EXERCISE GOAL
Check each line of the listing, and copy it if it contains the word "text".

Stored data

● ● ●

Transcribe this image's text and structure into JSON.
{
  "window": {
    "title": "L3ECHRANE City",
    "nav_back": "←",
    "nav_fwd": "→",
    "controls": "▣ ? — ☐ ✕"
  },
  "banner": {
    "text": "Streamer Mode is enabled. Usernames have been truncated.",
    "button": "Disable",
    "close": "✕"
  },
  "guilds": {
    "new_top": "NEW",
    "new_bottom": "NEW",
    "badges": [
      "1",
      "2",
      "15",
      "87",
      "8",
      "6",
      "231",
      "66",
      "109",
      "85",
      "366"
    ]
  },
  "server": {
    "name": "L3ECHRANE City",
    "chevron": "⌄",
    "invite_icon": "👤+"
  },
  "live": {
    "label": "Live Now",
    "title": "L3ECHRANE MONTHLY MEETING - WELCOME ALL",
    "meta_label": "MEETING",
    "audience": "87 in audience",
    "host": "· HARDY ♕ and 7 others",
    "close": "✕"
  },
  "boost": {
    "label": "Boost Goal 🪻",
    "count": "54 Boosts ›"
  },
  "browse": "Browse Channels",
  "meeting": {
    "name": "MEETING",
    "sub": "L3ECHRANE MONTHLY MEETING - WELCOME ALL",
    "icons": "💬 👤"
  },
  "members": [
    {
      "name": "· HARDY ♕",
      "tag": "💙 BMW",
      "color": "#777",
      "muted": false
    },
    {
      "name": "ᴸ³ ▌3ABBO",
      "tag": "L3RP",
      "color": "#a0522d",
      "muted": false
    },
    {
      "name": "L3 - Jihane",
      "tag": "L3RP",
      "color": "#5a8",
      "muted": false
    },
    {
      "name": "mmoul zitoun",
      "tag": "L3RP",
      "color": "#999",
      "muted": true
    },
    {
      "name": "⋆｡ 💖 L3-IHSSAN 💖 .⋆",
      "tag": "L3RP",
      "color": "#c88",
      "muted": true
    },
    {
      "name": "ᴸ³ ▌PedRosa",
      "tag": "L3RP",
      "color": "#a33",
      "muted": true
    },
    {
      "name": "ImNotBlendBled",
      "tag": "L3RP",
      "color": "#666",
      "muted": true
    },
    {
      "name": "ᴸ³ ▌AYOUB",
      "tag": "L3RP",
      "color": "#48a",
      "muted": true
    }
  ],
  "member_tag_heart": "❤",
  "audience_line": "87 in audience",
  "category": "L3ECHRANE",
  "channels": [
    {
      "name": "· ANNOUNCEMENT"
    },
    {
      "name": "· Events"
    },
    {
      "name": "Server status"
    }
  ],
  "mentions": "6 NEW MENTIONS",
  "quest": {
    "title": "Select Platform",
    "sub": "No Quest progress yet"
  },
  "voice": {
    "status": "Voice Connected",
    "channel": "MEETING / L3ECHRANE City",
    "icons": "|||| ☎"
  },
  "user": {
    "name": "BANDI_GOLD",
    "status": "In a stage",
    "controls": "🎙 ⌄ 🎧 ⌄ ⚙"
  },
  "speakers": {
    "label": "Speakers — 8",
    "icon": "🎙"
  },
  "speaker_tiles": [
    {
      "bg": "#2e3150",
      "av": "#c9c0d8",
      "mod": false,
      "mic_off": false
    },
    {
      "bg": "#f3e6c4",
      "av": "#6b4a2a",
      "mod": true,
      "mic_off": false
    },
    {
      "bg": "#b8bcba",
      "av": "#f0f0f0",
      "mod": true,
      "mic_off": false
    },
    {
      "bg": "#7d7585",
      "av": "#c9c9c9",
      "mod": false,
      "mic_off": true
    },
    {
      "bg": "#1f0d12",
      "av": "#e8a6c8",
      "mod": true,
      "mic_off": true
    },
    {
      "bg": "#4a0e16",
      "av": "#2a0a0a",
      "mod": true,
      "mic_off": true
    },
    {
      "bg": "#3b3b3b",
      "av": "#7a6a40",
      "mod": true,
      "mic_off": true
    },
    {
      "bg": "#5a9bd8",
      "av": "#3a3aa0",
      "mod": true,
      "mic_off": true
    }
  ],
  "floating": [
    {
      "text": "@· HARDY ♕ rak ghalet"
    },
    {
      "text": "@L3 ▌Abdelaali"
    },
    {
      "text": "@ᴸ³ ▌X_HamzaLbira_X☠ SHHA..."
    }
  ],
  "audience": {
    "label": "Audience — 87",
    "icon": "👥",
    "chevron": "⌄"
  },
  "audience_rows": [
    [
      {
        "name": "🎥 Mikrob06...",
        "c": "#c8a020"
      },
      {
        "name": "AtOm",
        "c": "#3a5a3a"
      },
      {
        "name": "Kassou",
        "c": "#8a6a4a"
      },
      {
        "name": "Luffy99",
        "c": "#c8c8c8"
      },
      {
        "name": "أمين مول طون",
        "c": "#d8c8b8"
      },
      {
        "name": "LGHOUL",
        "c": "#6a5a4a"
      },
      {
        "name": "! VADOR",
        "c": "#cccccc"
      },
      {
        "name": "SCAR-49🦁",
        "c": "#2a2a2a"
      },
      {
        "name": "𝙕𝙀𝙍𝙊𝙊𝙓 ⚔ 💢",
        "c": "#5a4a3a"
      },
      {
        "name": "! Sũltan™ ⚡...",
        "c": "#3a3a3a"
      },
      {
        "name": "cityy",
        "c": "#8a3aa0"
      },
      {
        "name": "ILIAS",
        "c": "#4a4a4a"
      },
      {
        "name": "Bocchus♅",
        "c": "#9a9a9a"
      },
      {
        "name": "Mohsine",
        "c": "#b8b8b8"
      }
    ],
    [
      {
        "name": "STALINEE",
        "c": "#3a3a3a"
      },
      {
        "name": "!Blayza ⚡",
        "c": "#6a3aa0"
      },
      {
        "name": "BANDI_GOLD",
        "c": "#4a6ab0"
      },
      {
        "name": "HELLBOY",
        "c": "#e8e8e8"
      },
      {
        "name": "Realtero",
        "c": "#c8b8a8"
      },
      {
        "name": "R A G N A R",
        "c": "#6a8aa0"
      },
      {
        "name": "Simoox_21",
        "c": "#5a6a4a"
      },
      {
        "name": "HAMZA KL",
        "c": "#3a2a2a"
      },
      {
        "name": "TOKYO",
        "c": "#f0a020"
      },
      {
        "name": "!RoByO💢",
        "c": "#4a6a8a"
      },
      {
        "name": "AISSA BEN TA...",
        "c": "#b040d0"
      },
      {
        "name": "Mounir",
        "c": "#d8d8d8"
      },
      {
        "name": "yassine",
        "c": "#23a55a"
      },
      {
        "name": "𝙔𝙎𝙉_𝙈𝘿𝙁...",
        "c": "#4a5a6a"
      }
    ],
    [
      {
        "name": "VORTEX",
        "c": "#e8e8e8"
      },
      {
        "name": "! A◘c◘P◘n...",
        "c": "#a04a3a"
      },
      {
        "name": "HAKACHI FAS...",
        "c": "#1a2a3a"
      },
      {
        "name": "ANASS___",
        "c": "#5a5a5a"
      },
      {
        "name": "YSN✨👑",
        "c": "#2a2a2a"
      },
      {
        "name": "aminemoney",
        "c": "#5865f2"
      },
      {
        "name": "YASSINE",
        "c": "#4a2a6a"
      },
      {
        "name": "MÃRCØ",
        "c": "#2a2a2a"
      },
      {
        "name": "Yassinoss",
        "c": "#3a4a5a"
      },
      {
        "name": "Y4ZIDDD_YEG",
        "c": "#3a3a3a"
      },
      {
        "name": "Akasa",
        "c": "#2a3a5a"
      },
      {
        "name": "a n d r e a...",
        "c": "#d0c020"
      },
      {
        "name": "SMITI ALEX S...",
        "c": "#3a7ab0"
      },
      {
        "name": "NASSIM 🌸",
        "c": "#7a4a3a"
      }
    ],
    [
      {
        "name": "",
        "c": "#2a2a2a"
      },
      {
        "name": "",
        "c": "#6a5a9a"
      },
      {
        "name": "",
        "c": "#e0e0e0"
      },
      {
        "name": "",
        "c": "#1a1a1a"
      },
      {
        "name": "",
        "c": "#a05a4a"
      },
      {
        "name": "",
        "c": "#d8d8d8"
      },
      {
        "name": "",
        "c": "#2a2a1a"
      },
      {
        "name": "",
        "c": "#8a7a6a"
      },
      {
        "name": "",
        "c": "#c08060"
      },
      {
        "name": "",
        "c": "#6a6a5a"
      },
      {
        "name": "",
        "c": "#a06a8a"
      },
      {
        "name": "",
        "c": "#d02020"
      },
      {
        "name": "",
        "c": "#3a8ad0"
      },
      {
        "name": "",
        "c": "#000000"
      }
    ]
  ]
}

● ● ●

OUTPUT FOR THIS EXERCISE
Transcribe this image's text and structure into JSON.
    "text": "Streamer Mode is enabled. Usernames have been truncated.",
      "text": "@· HARDY ♕ rak ghalet"
      "text": "@L3 ▌Abdelaali"
      "text": "@ᴸ³ ▌X_HamzaLbira_X☠ SHHA..."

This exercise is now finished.